Start

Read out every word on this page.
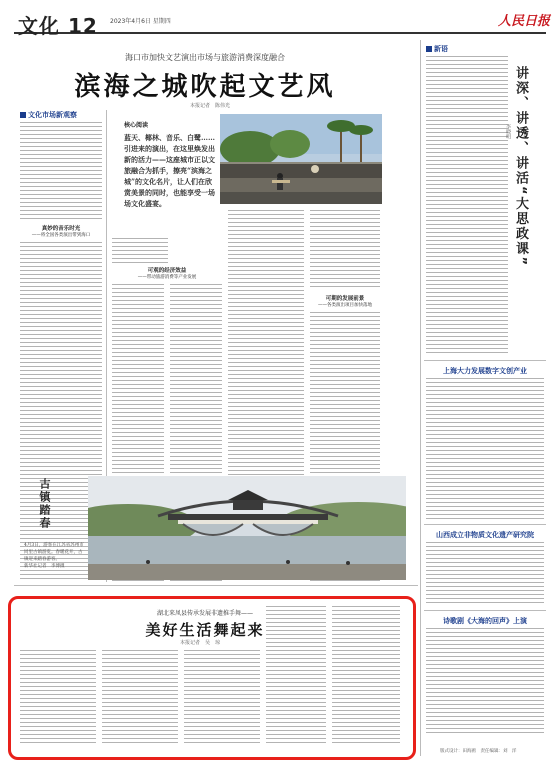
文化 12 2023年4月6日 星期四	人民日报
海口市加快文艺演出市场与旅游消费深度融合
滨海之城吹起文艺风
本报记者　陈伟光
文化市场新观察
真妙的音乐时光
——将全国各类演出带到海口
核心阅读
蓝天、椰林、音乐、白鹭……引进来的演出，在这里焕发出新的活力——这座城市正以文旅融合为抓手，擦亮“滨海之城”的文化名片，让人们在欣赏美景的同时，也能享受一场场文化盛宴。
可观的经济效益
——带动旅游消费等产业发展
可期的发展前景
——各类演出项目加快落地
新语
讲深、讲透、讲活“大思政课”
李晓明
上海大力发展数字文创产业
山西成立非物质文化遗产研究院
诗歌剧《大海的回声》上演
版式设计：田海鸥　责任编辑：刘　洋
古镇踏春
4月3日，游客在江苏省苏州市同里古镇游览。春暖花开，古镇迎来踏春游客。
新华社记者　李博摄
湖北来凤县传承发展非遗推手舞——
美好生活舞起来
本报记者　吴　琼
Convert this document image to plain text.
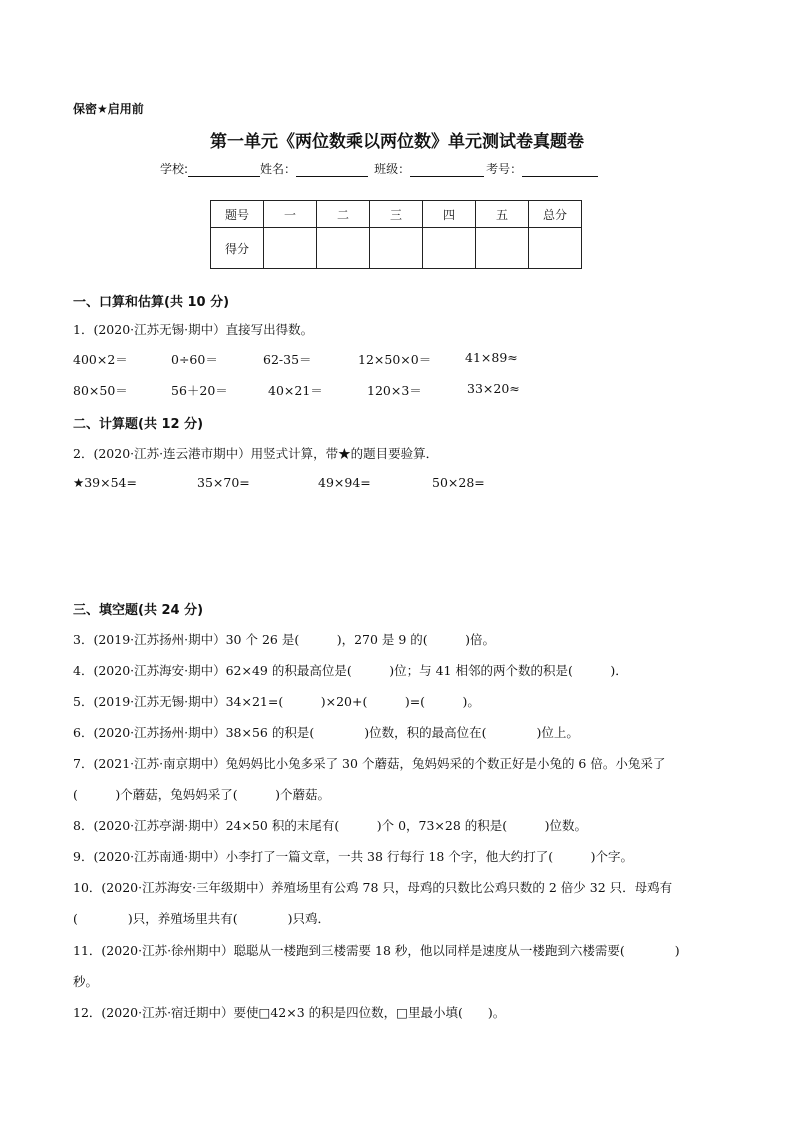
保密★启用前
第一单元《两位数乘以两位数》单元测试卷真题卷
学校:	姓名：	班级：	考号：
题号	一	二	三	四	五	总分
得分						
一、口算和估算(共 10 分)
1．(2020·江苏无锡·期中）直接写出得数。
400×2＝	0÷60＝	62-35＝	12×50×0＝	41×89≈
80×50＝	56＋20＝	40×21＝	120×3＝	33×20≈
二、计算题(共 12 分)
2．(2020·江苏·连云港市期中）用竖式计算，带★的题目要验算．
★39×54=	35×70=	49×94=	50×28=
三、填空题(共 24 分)
3．(2019·江苏扬州·期中）30 个 26 是(　　　)，270 是 9 的(　　　)倍。
4．(2020·江苏海安·期中）62×49 的积最高位是(　　　)位；与 41 相邻的两个数的积是(　　　)．
5．(2019·江苏无锡·期中）34×21=(　　　)×20+(　　　)=(　　　)。
6．(2020·江苏扬州·期中）38×56 的积是(　　　　)位数，积的最高位在(　　　　)位上。
7．(2021·江苏·南京期中）兔妈妈比小兔多采了 30 个蘑菇，兔妈妈采的个数正好是小兔的 6 倍。小兔采了
(　　　)个蘑菇，兔妈妈采了(　　　)个蘑菇。
8．(2020·江苏亭湖·期中）24×50 积的末尾有(　　　)个 0，73×28 的积是(　　　)位数。
9．(2020·江苏南通·期中）小李打了一篇文章，一共 38 行每行 18 个字，他大约打了(　　　)个字。
10．(2020·江苏海安·三年级期中）养殖场里有公鸡 78 只，母鸡的只数比公鸡只数的 2 倍少 32 只．母鸡有
(　　　　)只，养殖场里共有(　　　　)只鸡．
11．(2020·江苏·徐州期中）聪聪从一楼跑到三楼需要 18 秒，他以同样是速度从一楼跑到六楼需要(　　　　)
秒。
12．(2020·江苏·宿迁期中）要使□42×3 的积是四位数，□里最小填(　　)。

End

▸ WORK TO BE COMPLETED
Gather each line of the records holding the string "江苏扬州".

▸ FINISHED EXERCISE
3．(2019·江苏扬州·期中）30 个 26 是(　　　)，270 是 9 的(　　　)倍。
6．(2020·江苏扬州·期中）38×56 的积是(　　　　)位数，积的最高位在(　　　　)位上。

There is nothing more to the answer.